* Begin Information given *

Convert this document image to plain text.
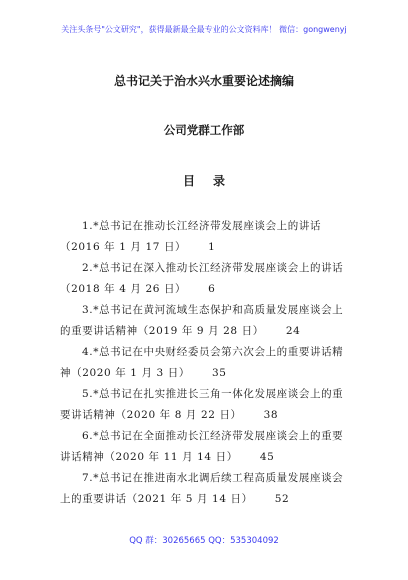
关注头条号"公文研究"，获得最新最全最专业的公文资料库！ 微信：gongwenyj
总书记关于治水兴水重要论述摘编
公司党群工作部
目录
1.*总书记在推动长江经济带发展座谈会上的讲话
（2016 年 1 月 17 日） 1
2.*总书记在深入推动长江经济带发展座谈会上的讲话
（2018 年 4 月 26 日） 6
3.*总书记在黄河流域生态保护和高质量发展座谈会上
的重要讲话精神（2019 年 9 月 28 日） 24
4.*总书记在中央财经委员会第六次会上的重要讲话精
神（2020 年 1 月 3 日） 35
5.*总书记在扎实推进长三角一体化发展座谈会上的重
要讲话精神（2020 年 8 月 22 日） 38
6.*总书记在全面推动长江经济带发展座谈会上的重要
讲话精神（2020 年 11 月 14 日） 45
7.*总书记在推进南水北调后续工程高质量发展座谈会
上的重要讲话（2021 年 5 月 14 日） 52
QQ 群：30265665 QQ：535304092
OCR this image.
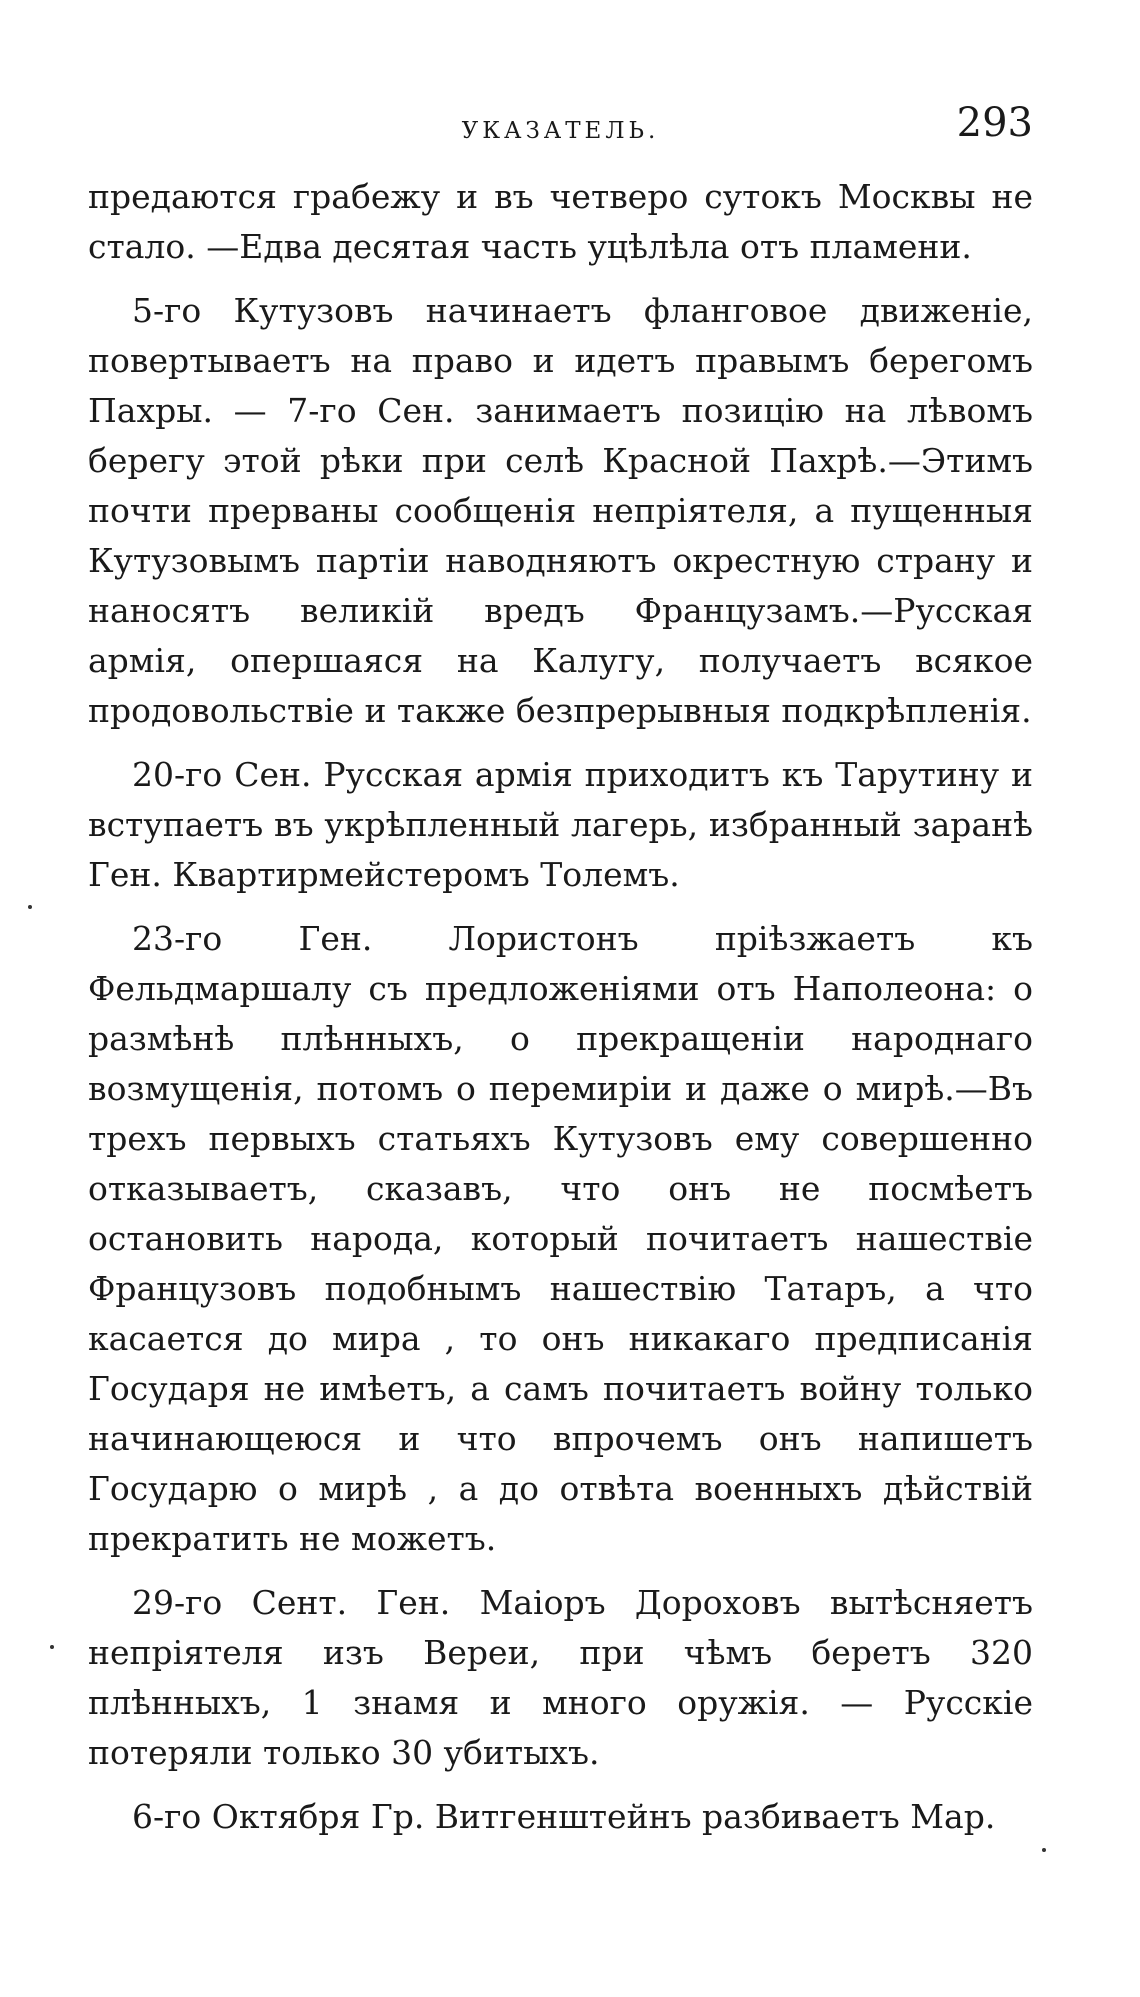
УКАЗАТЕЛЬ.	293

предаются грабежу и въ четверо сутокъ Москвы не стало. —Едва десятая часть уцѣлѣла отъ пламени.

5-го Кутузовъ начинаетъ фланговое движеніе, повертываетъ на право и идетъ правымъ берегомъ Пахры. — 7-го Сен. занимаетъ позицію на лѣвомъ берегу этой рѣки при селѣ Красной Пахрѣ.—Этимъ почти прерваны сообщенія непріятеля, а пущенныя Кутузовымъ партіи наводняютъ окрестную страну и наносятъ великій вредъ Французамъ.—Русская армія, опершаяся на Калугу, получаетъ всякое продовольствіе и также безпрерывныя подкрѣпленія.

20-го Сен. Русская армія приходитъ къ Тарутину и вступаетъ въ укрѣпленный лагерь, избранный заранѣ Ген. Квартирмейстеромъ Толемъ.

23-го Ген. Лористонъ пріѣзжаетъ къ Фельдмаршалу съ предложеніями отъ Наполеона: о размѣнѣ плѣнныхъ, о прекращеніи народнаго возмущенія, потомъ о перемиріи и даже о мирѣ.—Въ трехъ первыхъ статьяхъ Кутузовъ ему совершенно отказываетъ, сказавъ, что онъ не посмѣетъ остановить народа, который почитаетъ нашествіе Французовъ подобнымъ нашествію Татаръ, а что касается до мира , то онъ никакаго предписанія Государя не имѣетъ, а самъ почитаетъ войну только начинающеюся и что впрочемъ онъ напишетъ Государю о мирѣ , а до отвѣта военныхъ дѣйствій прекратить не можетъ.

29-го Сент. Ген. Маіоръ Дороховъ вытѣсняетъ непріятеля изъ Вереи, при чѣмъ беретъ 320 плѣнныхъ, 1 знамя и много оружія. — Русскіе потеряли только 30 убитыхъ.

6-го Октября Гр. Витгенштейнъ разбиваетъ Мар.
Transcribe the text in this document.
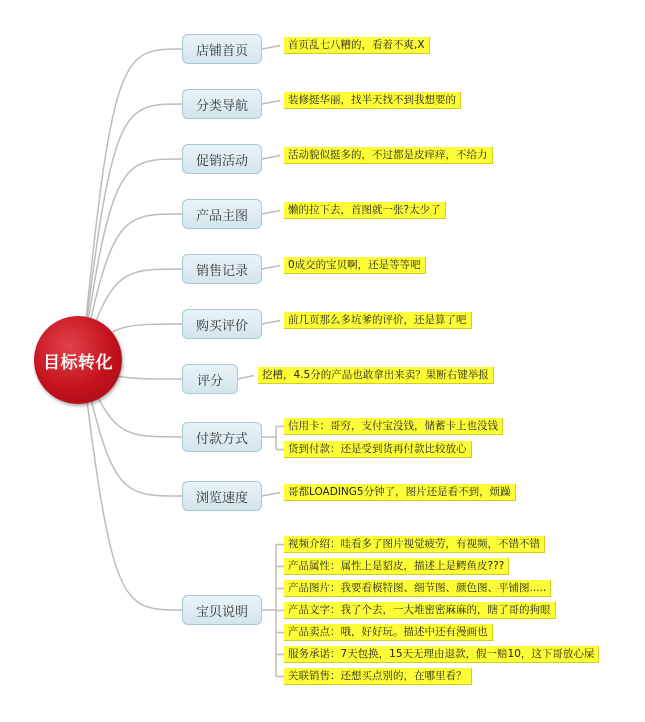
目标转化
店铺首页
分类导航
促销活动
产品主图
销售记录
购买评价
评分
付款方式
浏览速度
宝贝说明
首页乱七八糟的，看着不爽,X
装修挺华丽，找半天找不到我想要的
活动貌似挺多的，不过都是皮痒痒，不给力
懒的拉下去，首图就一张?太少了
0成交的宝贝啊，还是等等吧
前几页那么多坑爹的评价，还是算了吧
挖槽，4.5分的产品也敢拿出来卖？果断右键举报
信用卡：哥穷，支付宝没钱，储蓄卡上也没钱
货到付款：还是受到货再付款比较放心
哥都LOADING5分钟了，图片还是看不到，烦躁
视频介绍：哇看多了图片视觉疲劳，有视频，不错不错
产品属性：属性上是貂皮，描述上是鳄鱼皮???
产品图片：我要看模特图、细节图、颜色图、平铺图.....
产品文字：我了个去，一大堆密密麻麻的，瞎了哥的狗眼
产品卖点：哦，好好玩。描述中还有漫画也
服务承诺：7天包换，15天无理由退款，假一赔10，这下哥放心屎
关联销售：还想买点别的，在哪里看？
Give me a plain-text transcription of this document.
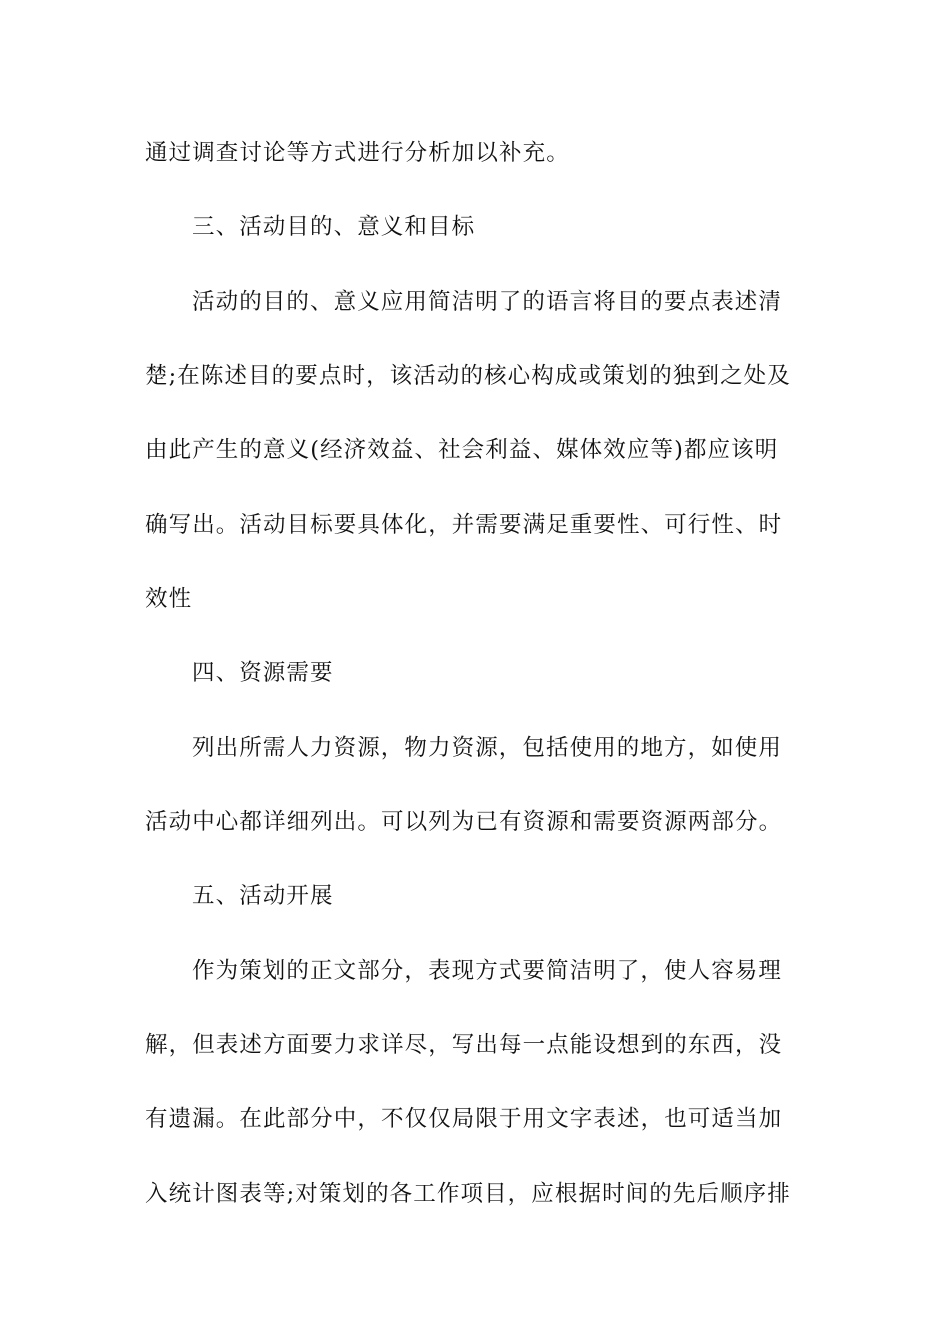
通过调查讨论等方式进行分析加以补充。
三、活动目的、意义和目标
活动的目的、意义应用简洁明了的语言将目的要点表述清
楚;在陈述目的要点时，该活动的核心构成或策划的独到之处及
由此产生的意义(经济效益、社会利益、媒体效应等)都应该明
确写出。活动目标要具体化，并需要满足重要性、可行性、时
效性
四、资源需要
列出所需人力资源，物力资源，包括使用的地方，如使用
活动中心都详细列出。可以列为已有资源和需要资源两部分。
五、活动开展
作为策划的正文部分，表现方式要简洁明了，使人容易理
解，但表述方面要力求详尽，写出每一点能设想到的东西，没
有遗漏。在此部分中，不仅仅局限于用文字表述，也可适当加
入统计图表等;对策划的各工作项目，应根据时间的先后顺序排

* End Information given *

Work to complete
Print the lines from the one that contains "Transcribe the text in this document." through the last line of the data, exactly and in full, and no other lines. Pictures are not part of the copy.

Worked answer
Transcribe the text in this document.
目标转化
店铺首页
分类导航
促销活动
产品主图
销售记录
购买评价
评分
付款方式
浏览速度
宝贝说明
首页乱七八糟的，看着不爽,X
装修挺华丽，找半天找不到我想要的
活动貌似挺多的，不过都是皮痒痒，不给力
懒的拉下去，首图就一张?太少了
0成交的宝贝啊，还是等等吧
前几页那么多坑爹的评价，还是算了吧
挖槽，4.5分的产品也敢拿出来卖？果断右键举报
信用卡：哥穷，支付宝没钱，储蓄卡上也没钱
货到付款：还是受到货再付款比较放心
哥都LOADING5分钟了，图片还是看不到，烦躁
视频介绍：哇看多了图片视觉疲劳，有视频，不错不错
产品属性：属性上是貂皮，描述上是鳄鱼皮???
产品图片：我要看模特图、细节图、颜色图、平铺图.....
产品文字：我了个去，一大堆密密麻麻的，瞎了哥的狗眼
产品卖点：哦，好好玩。描述中还有漫画也
服务承诺：7天包换，15天无理由退款，假一赔10，这下哥放心屎
关联销售：还想买点别的，在哪里看？
Give me a plain-text transcription of this document.
通过调查讨论等方式进行分析加以补充。
三、活动目的、意义和目标
活动的目的、意义应用简洁明了的语言将目的要点表述清
楚;在陈述目的要点时，该活动的核心构成或策划的独到之处及
由此产生的意义(经济效益、社会利益、媒体效应等)都应该明
确写出。活动目标要具体化，并需要满足重要性、可行性、时
效性
四、资源需要
列出所需人力资源，物力资源，包括使用的地方，如使用
活动中心都详细列出。可以列为已有资源和需要资源两部分。
五、活动开展
作为策划的正文部分，表现方式要简洁明了，使人容易理
解，但表述方面要力求详尽，写出每一点能设想到的东西，没
有遗漏。在此部分中，不仅仅局限于用文字表述，也可适当加
入统计图表等;对策划的各工作项目，应根据时间的先后顺序排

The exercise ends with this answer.